>> begin TASK DATA
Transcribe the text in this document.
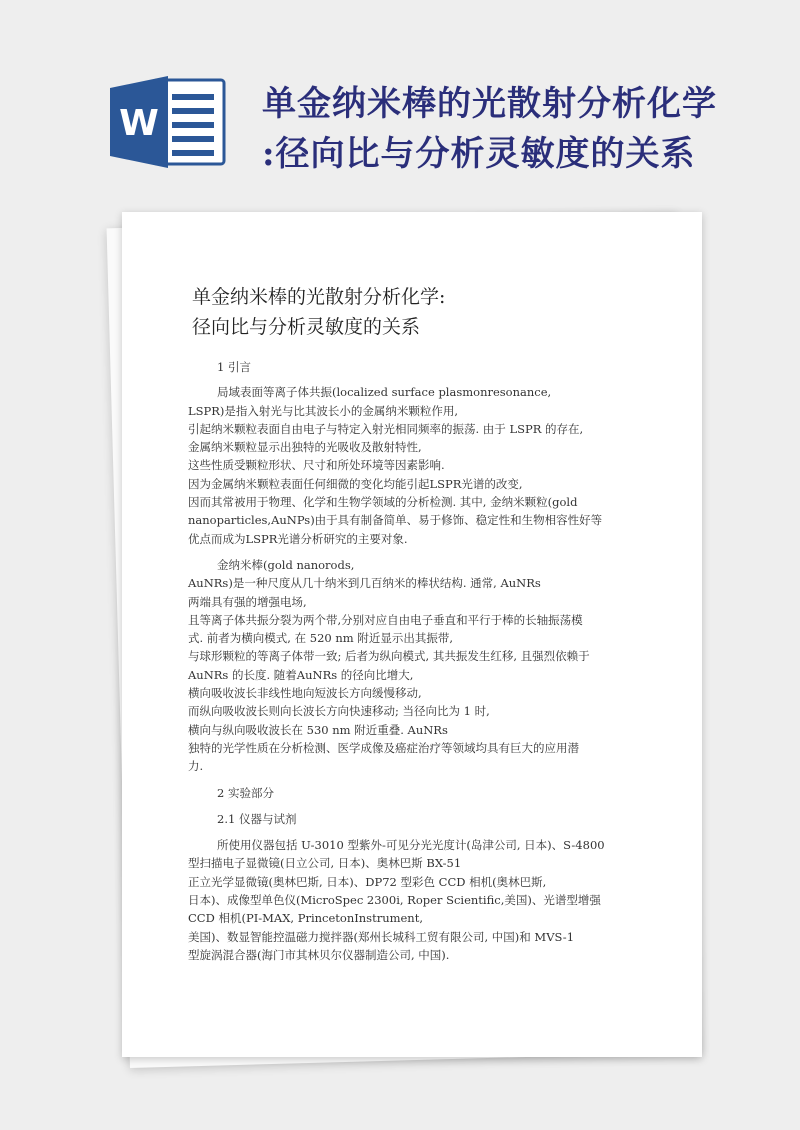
W	单金纳米棒的光散射分析化学
:径向比与分析灵敏度的关系
单金纳米棒的光散射分析化学:
径向比与分析灵敏度的关系
1 引言
局域表面等离子体共振(localized surface plasmonresonance,
LSPR)是指入射光与比其波长小的金属纳米颗粒作用,
引起纳米颗粒表面自由电子与特定入射光相同频率的振荡. 由于 LSPR 的存在,
金属纳米颗粒显示出独特的光吸收及散射特性,
这些性质受颗粒形状、尺寸和所处环境等因素影响.
因为金属纳米颗粒表面任何细微的变化均能引起LSPR光谱的改变,
因而其常被用于物理、化学和生物学领域的分析检测. 其中, 金纳米颗粒(gold
nanoparticles,AuNPs)由于具有制备简单、易于修饰、稳定性和生物相容性好等
优点而成为LSPR光谱分析研究的主要对象.
金纳米棒(gold nanorods,
AuNRs)是一种尺度从几十纳米到几百纳米的棒状结构. 通常, AuNRs
两端具有强的增强电场,
且等离子体共振分裂为两个带,分别对应自由电子垂直和平行于棒的长轴振荡模
式. 前者为横向模式, 在 520 nm 附近显示出其振带,
与球形颗粒的等离子体带一致; 后者为纵向模式, 其共振发生红移, 且强烈依赖于
AuNRs 的长度. 随着AuNRs 的径向比增大,
横向吸收波长非线性地向短波长方向缓慢移动,
而纵向吸收波长则向长波长方向快速移动; 当径向比为 1 时,
横向与纵向吸收波长在 530 nm 附近重叠. AuNRs
独特的光学性质在分析检测、医学成像及癌症治疗等领域均具有巨大的应用潜
力.
2 实验部分
2.1 仪器与试剂
所使用仪器包括 U-3010 型紫外-可见分光光度计(岛津公司, 日本)、S-4800
型扫描电子显微镜(日立公司, 日本)、奥林巴斯 BX-51
正立光学显微镜(奥林巴斯, 日本)、DP72 型彩色 CCD 相机(奥林巴斯,
日本)、成像型单色仪(MicroSpec 2300i, Roper Scientific,美国)、光谱型增强
CCD 相机(PI-MAX, PrincetonInstrument,
美国)、数显智能控温磁力搅拌器(郑州长城科工贸有限公司, 中国)和 MVS-1
型旋涡混合器(海门市其林贝尔仪器制造公司, 中国).
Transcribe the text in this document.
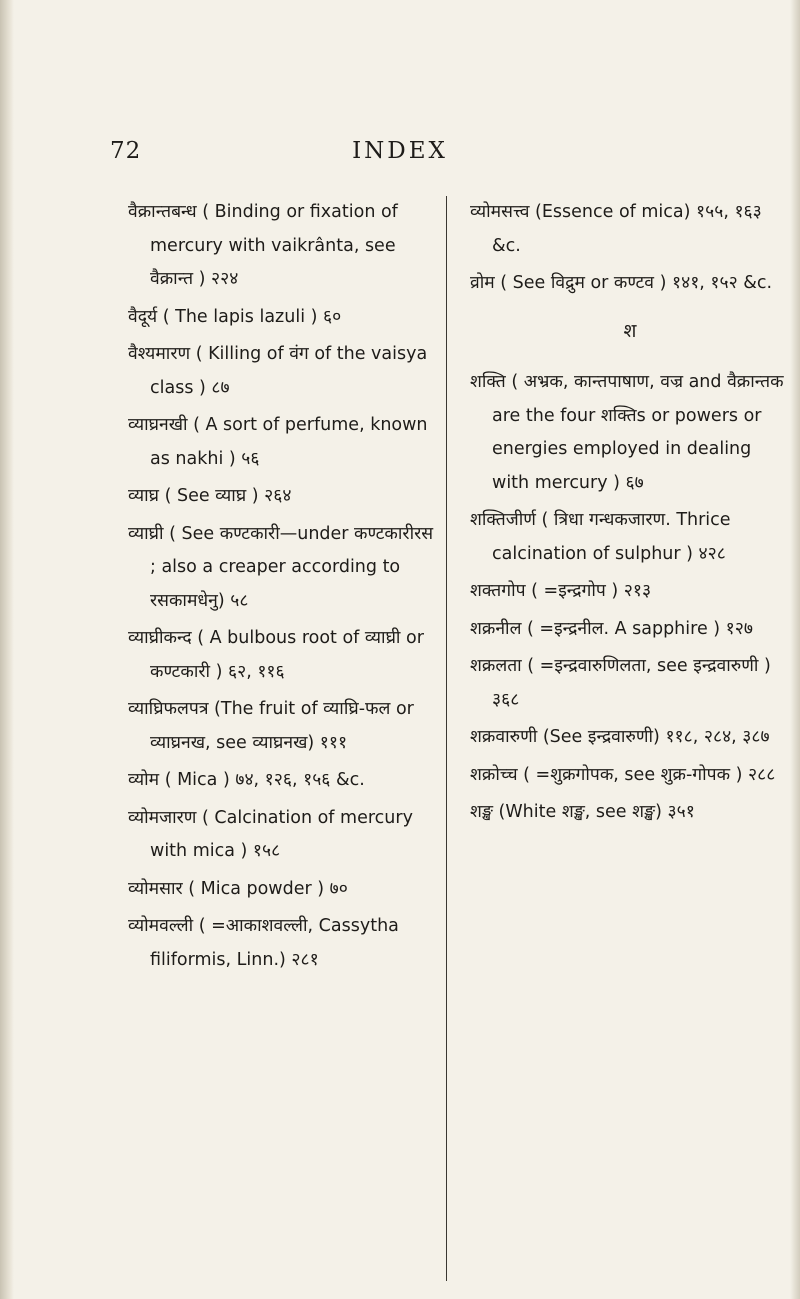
72	INDEX

वैक्रान्तबन्ध ( Binding or fixation of mercury with vaikrânta, see वैक्रान्त ) २२४

वैदूर्य ( The lapis lazuli ) ६०

वैश्यमारण ( Killing of वंग of the vaisya class ) ८७

व्याघ्रनखी ( A sort of perfume, known as nakhi ) ५६

व्याघ्र ( See व्याघ्र ) २६४

व्याघ्री ( See कण्टकारी—under कण्टकारीरस ; also a creaper according to रसकामधेनु) ५८

व्याघ्रीकन्द ( A bulbous root of व्याघ्री or कण्टकारी ) ६२, ११६

व्याघ्रिफलपत्र (The fruit of व्याघ्रि-फल or व्याघ्रनख, see व्याघ्रनख) १११

व्योम ( Mica ) ७४, १२६, १५६ &c.

व्योमजारण ( Calcination of mercury with mica ) १५८

व्योमसार ( Mica powder ) ७०

व्योमवल्ली ( =आकाशवल्ली, Cassytha filiformis, Linn.) २८१

व्योमसत्त्व (Essence of mica) १५५, १६३ &c.

व्रोम ( See विद्रुम or कण्टव ) १४१, १५२ &c.

श

शक्ति ( अभ्रक, कान्तपाषाण, वज्र and वैक्रान्तक are the four शक्तिs or powers or energies employed in dealing with mercury ) ६७

शक्तिजीर्ण ( त्रिधा गन्धकजारण. Thrice calcination of sulphur ) ४२८

शक्तगोप ( =इन्द्रगोप ) २१३

शक्रनील ( =इन्द्रनील. A sapphire ) १२७

शक्रलता ( =इन्द्रवारुणिलता, see इन्द्रवारुणी ) ३६८

शक्रवारुणी (See इन्द्रवारुणी) ११८, २८४, ३८७

शक्रोच्च ( =शुक्रगोपक, see शुक्र-गोपक ) २८८

शङ्ख (White शङ्ख, see शङ्ख) ३५१
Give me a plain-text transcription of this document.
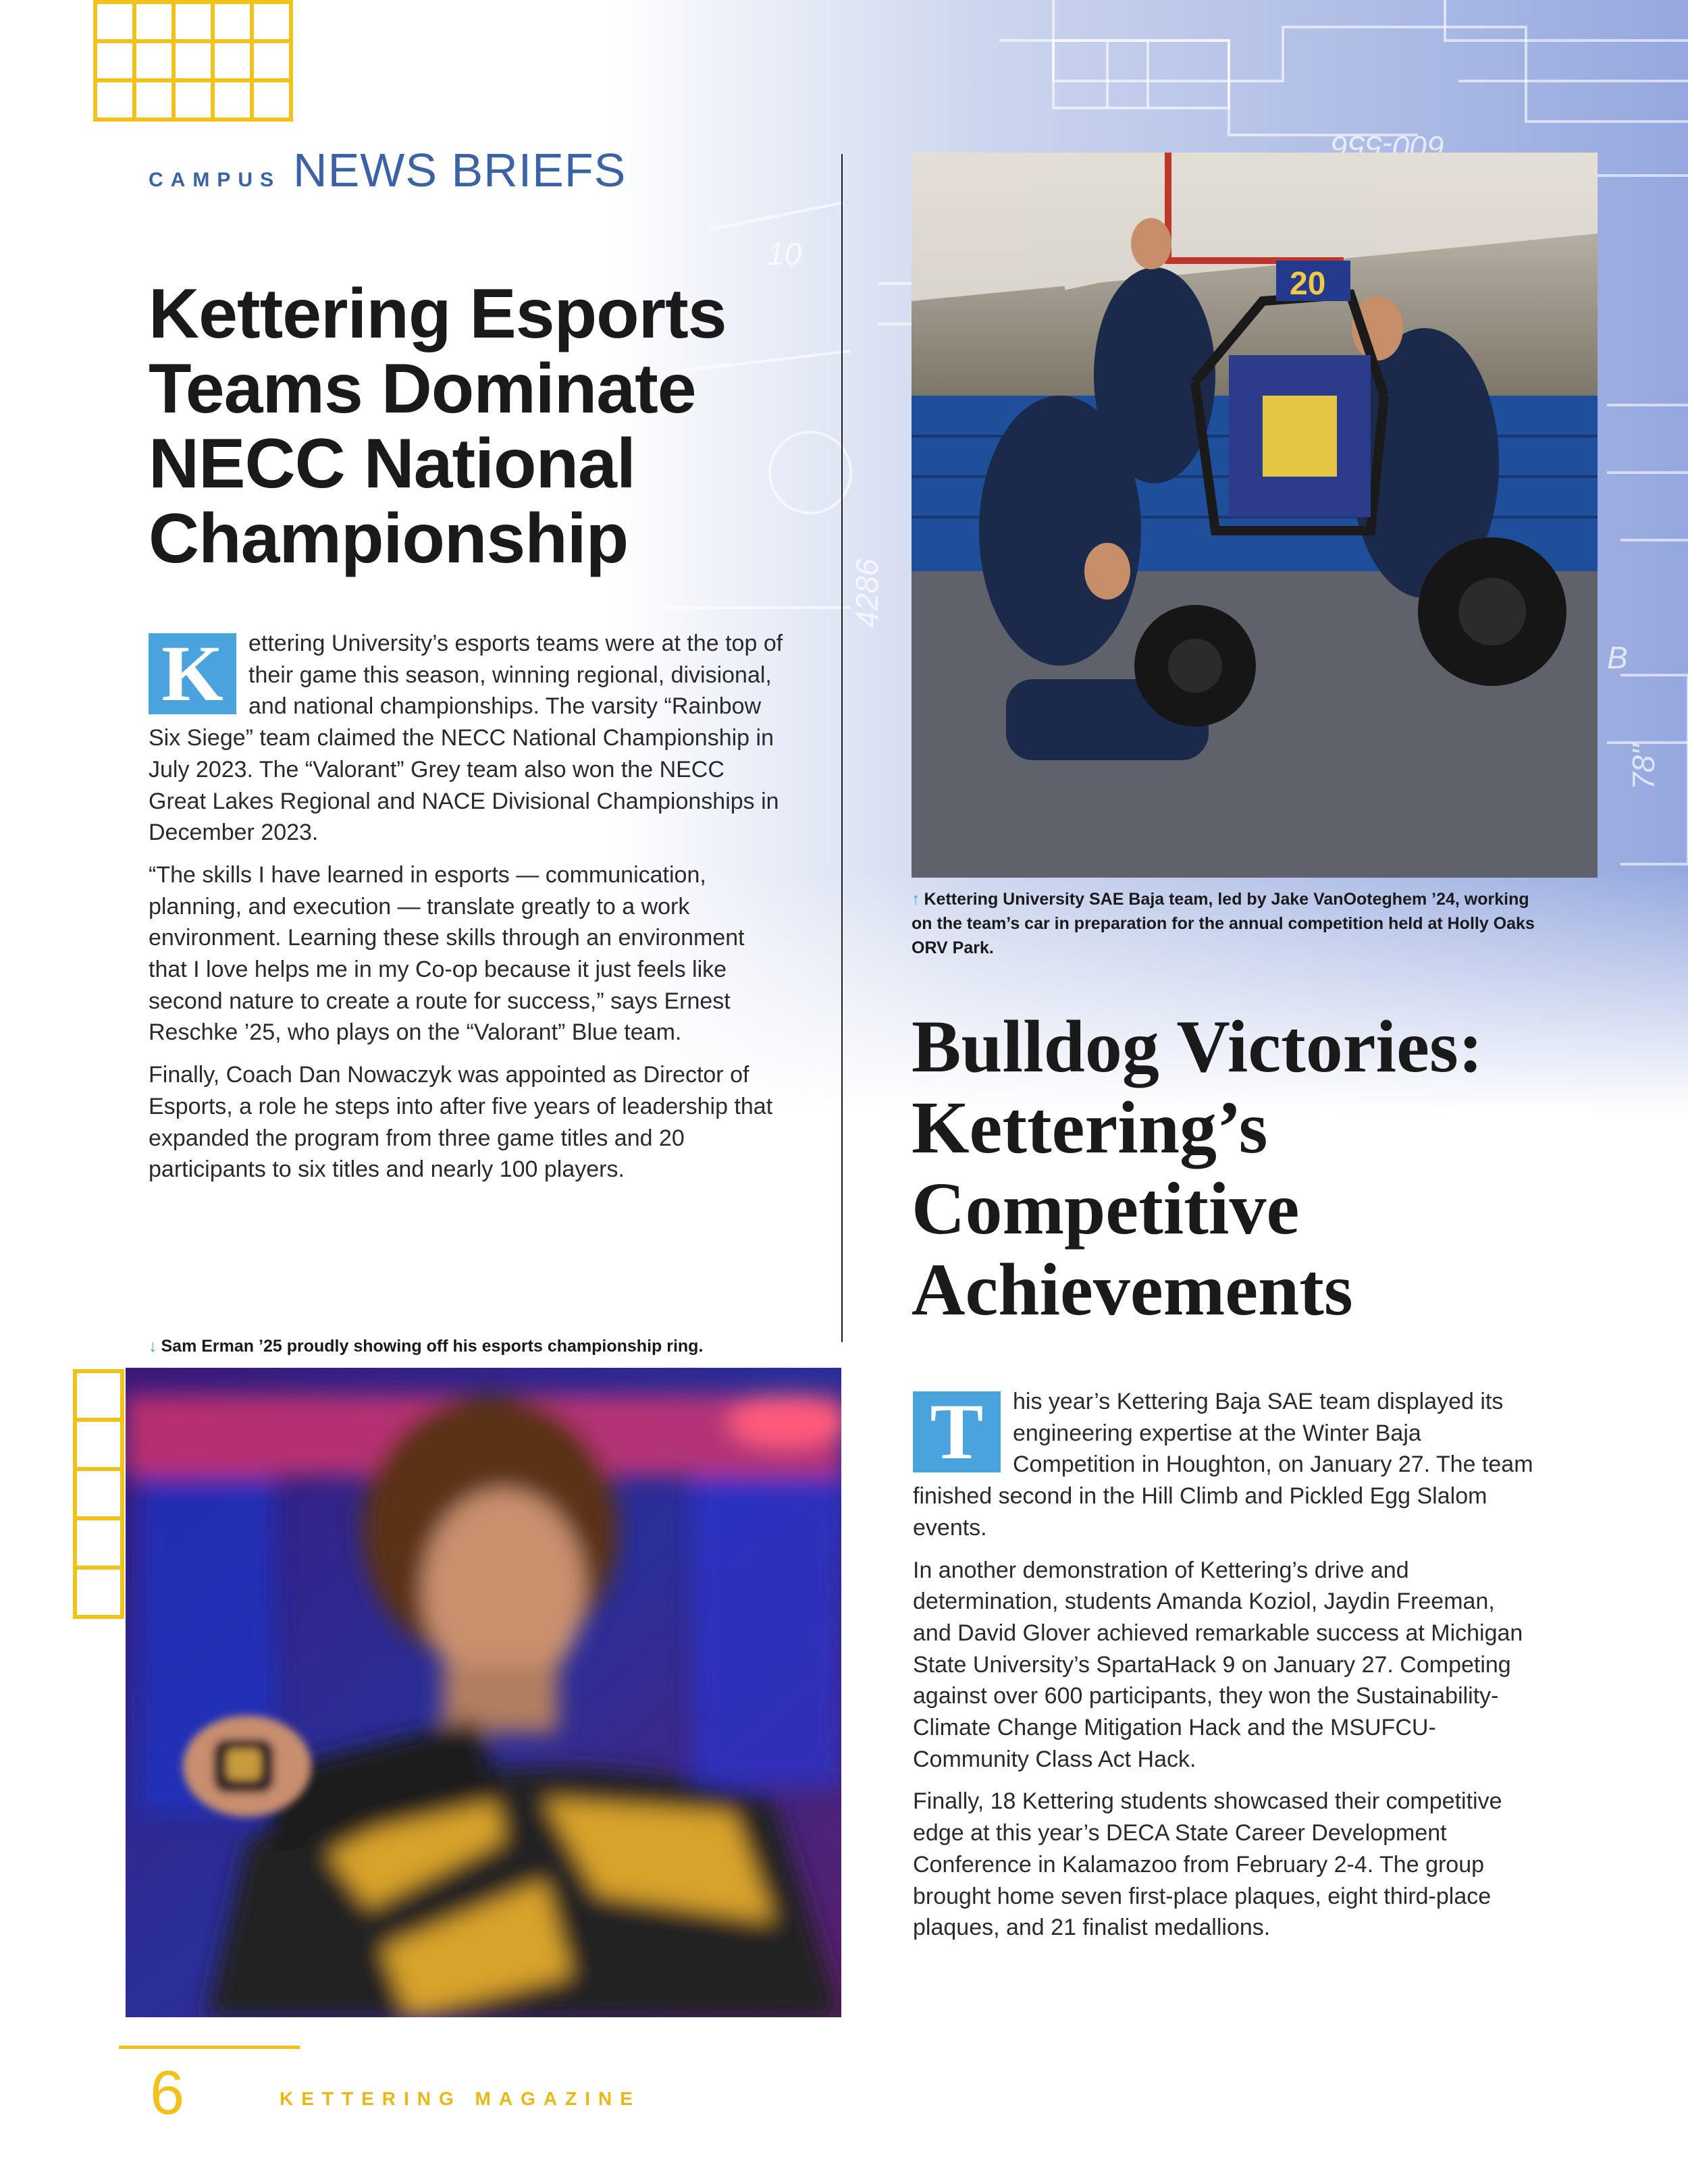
CAMPUS NEWS BRIEFS
Kettering Esports Teams Dominate NECC National Championship

K	ettering University’s esports teams were at the top of their game this season, winning regional, divisional, and national championships. The varsity “Rainbow Six Siege” team claimed the NECC National Championship in July 2023. The “Valorant” Grey team also won the NECC Great Lakes Regional and NACE Divisional Championships in December 2023.

“The skills I have learned in esports — communication, planning, and execution — translate greatly to a work environment. Learning these skills through an environment that I love helps me in my Co-op because it just feels like second nature to create a route for success,” says Ernest Reschke ’25, who plays on the “Valorant” Blue team.

Finally, Coach Dan Nowaczyk was appointed as Director of Esports, a role he steps into after five years of leadership that expanded the program from three game titles and 20 participants to six titles and nearly 100 players.

↓ Sam Erman ’25 proudly showing off his esports championship ring.
20
↑ Kettering University SAE Baja team, led by Jake VanOoteghem ’24, working on the team’s car in preparation for the annual competition held at Holly Oaks ORV Park.
Bulldog Victories: Kettering’s Competitive Achievements

T	his year’s Kettering Baja SAE team displayed its engineering expertise at the Winter Baja Competition in Houghton, on January 27. The team finished second in the Hill Climb and Pickled Egg Slalom events.

In another demonstration of Kettering’s drive and determination, students Amanda Koziol, Jaydin Freeman, and David Glover achieved remarkable success at Michigan State University’s SpartaHack 9 on January 27. Competing against over 600 participants, they won the Sustainability-Climate Change Mitigation Hack and the MSUFCU-Community Class Act Hack.

Finally, 18 Kettering students showcased their competitive edge at this year’s DECA State Career Development Conference in Kalamazoo from February 2-4. The group brought home seven first-place plaques, eight third-place plaques, and 21 finalist medallions.

6	KETTERING MAGAZINE
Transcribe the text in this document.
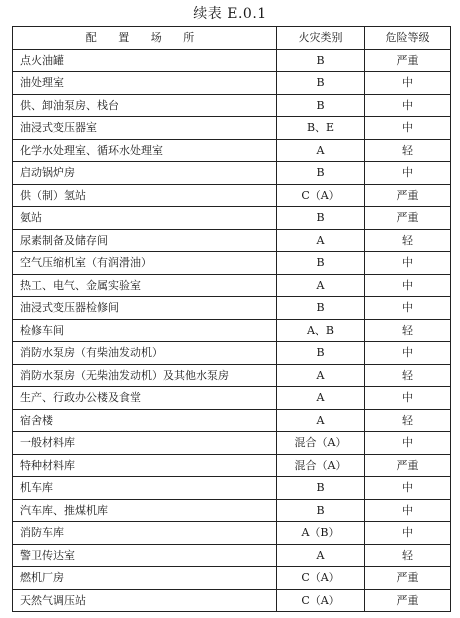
续表 E.0.1
配 置 场 所	火灾类别	危险等级
点火油罐	B	严重
油处理室	B	中
供、卸油泵房、栈台	B	中
油浸式变压器室	B、E	中
化学水处理室、循环水处理室	A	轻
启动锅炉房	B	中
供（制）氢站	C（A）	严重
氨站	B	严重
尿素制备及储存间	A	轻
空气压缩机室（有润滑油）	B	中
热工、电气、金属实验室	A	中
油浸式变压器检修间	B	中
检修车间	A、B	轻
消防水泵房（有柴油发动机）	B	中
消防水泵房（无柴油发动机）及其他水泵房	A	轻
生产、行政办公楼及食堂	A	中
宿舍楼	A	轻
一般材料库	混合（A）	中
特种材料库	混合（A）	严重
机车库	B	中
汽车库、推煤机库	B	中
消防车库	A（B）	中
警卫传达室	A	轻
燃机厂房	C（A）	严重
天然气调压站	C（A）	严重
>> end TASK DATA
◆ **SET EXERCISE**
Copy the lines from the entries above in which the word "with" appears.

◆ **TASK RESULT**
वैक्रान्तबन्ध ( Binding or fixation of mercury with vaikrânta, see वैक्रान्त ) २२४
व्योमजारण ( Calcination of mercury with mica ) १५८
शक्ति ( अभ्रक, कान्तपाषाण, वज्र and वैक्रान्तक are the four शक्तिs or powers or energies employed in dealing with mercury ) ६७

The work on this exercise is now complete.